Instruction >>
Make an exact copy of the records, with the pictures left out.

Dataset items
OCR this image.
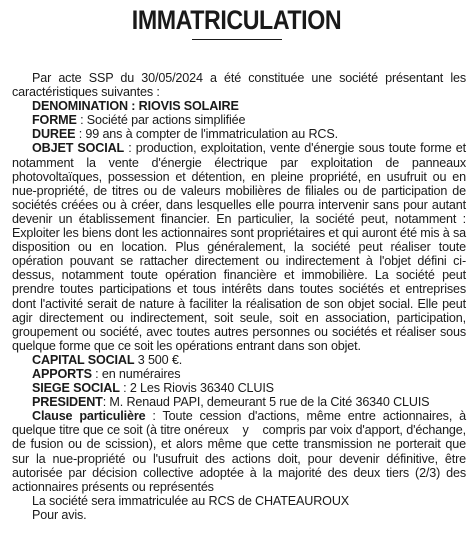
IMMATRICULATION

Par acte SSP du 30/05/2024 a été constituée une société présentant les caractéristiques suivantes :

DENOMINATION : RIOVIS SOLAIRE

FORME : Société par actions simplifiée

DUREE : 99 ans à compter de l'immatriculation au RCS.

OBJET SOCIAL : production, exploitation, vente d'énergie sous toute forme et notamment la vente d'énergie électrique par exploitation de panneaux photovoltaïques, possession et détention, en pleine propriété, en usufruit ou en nue-propriété, de titres ou de valeurs mobilières de filiales ou de participation de sociétés créées ou à créer, dans lesquelles elle pourra intervenir sans pour autant devenir un établissement financier. En particulier, la société peut, notamment : Exploiter les biens dont les actionnaires sont propriétaires et qui auront été mis à sa disposition ou en location. Plus généralement, la société peut réaliser toute opération pouvant se rattacher directement ou indirectement à l'objet défini ci-dessus, notamment toute opération financière et immobilière. La société peut prendre toutes participations et tous intérêts dans toutes sociétés et entreprises dont l'activité serait de nature à faciliter la réalisation de son objet social. Elle peut agir directement ou indirectement, soit seule, soit en association, participation, groupement ou société, avec toutes autres personnes ou sociétés et réaliser sous quelque forme que ce soit les opérations entrant dans son objet.

CAPITAL SOCIAL 3 500 €.

APPORTS : en numéraires

SIEGE SOCIAL : 2 Les Riovis 36340 CLUIS

PRESIDENT: M. Renaud PAPI, demeurant 5 rue de la Cité 36340 CLUIS

Clause particulière : Toute cession d'actions, même entre actionnaires, à quelque titre que ce soit (à titre onéreux    y    compris par voix d'apport, d'échange, de fusion ou de scission), et alors même que cette transmission ne porterait que sur la nue-propriété ou l'usufruit des actions doit, pour devenir définitive, être autorisée par décision collective adoptée à la majorité des deux tiers (2/3) des actionnaires présents ou représentés

La société sera immatriculée au RCS de CHATEAUROUX

Pour avis.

Result of this task >>
OCR this image.
IMMATRICULATION

Par acte SSP du 30/05/2024 a été constituée une société présentant les caractéristiques suivantes :

DENOMINATION : RIOVIS SOLAIRE

FORME : Société par actions simplifiée

DUREE : 99 ans à compter de l'immatriculation au RCS.

OBJET SOCIAL : production, exploitation, vente d'énergie sous toute forme et notamment la vente d'énergie électrique par exploitation de panneaux photovoltaïques, possession et détention, en pleine propriété, en usufruit ou en nue-propriété, de titres ou de valeurs mobilières de filiales ou de participation de sociétés créées ou à créer, dans lesquelles elle pourra intervenir sans pour autant devenir un établissement financier. En particulier, la société peut, notamment : Exploiter les biens dont les actionnaires sont propriétaires et qui auront été mis à sa disposition ou en location. Plus généralement, la société peut réaliser toute opération pouvant se rattacher directement ou indirectement à l'objet défini ci-dessus, notamment toute opération financière et immobilière. La société peut prendre toutes participations et tous intérêts dans toutes sociétés et entreprises dont l'activité serait de nature à faciliter la réalisation de son objet social. Elle peut agir directement ou indirectement, soit seule, soit en association, participation, groupement ou société, avec toutes autres personnes ou sociétés et réaliser sous quelque forme que ce soit les opérations entrant dans son objet.

CAPITAL SOCIAL 3 500 €.

APPORTS : en numéraires

SIEGE SOCIAL : 2 Les Riovis 36340 CLUIS

PRESIDENT: M. Renaud PAPI, demeurant 5 rue de la Cité 36340 CLUIS

Clause particulière : Toute cession d'actions, même entre actionnaires, à quelque titre que ce soit (à titre onéreux    y    compris par voix d'apport, d'échange, de fusion ou de scission), et alors même que cette transmission ne porterait que sur la nue-propriété ou l'usufruit des actions doit, pour devenir définitive, être autorisée par décision collective adoptée à la majorité des deux tiers (2/3) des actionnaires présents ou représentés

La société sera immatriculée au RCS de CHATEAUROUX

Pour avis.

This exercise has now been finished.